══ Records provided

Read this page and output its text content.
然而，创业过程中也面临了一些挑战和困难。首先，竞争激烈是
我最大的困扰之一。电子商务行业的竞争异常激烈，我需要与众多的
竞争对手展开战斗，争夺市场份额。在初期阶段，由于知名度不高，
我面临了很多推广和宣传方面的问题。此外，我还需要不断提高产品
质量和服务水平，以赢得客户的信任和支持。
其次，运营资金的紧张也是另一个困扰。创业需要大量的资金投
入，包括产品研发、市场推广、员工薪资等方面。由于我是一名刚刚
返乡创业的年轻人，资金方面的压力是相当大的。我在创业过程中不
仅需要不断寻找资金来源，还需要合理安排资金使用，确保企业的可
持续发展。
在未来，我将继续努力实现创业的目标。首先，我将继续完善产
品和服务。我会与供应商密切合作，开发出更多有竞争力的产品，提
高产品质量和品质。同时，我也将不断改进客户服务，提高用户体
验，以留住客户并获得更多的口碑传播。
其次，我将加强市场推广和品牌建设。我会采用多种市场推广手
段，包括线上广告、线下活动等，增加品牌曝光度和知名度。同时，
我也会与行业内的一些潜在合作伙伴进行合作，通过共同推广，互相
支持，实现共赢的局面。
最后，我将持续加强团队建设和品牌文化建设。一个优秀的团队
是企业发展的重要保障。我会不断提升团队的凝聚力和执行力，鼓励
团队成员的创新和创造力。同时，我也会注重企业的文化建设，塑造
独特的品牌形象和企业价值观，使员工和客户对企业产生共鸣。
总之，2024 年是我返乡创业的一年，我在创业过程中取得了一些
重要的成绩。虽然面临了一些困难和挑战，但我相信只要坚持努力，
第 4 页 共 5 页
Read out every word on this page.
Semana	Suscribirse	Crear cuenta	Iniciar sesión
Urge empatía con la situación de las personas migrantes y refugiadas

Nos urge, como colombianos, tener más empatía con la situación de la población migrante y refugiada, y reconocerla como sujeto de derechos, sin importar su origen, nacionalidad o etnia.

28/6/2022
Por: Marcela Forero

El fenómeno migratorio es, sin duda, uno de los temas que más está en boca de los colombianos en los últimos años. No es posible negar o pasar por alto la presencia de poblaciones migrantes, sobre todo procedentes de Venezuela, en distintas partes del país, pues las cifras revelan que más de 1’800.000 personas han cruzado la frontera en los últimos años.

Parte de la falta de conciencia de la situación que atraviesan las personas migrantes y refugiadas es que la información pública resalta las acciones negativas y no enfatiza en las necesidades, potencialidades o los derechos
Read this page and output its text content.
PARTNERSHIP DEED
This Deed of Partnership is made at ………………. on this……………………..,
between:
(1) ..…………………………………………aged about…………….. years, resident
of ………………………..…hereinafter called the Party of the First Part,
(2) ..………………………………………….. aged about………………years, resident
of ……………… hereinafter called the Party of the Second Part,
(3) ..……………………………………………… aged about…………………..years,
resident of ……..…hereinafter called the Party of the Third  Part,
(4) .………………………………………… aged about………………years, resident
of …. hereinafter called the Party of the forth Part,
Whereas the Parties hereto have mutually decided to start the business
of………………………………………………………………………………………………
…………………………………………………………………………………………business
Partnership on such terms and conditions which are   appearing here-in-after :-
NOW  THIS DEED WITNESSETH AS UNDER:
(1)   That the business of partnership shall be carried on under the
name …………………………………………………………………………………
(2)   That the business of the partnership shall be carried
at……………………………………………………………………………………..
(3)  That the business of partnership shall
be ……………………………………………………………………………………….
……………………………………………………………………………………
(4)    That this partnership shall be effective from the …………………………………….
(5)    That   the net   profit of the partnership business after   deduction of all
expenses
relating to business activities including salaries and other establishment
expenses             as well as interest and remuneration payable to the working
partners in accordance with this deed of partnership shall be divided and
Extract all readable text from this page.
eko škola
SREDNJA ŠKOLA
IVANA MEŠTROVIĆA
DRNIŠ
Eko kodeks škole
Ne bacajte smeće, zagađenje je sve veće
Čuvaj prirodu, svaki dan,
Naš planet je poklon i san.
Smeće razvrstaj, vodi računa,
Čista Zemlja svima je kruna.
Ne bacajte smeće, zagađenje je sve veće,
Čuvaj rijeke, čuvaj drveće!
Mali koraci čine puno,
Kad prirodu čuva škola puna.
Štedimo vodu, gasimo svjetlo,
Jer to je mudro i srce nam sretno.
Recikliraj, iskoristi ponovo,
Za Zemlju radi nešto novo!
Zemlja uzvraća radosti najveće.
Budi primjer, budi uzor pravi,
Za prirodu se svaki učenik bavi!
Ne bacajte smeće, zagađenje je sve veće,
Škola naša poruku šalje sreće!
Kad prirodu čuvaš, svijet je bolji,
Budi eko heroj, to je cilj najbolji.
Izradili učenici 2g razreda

════

Copy all lines above containing the string "derechos".

* **Solution**:
Nos urge, como colombianos, tener más empatía con la situación de la población migrante y refugiada, y reconocerla como sujeto de derechos, sin importar su origen, nacionalidad o etnia.
Parte de la falta de conciencia de la situación que atraviesan las personas migrantes y refugiadas es que la información pública resalta las acciones negativas y no enfatiza en las necesidades, potencialidades o los derechos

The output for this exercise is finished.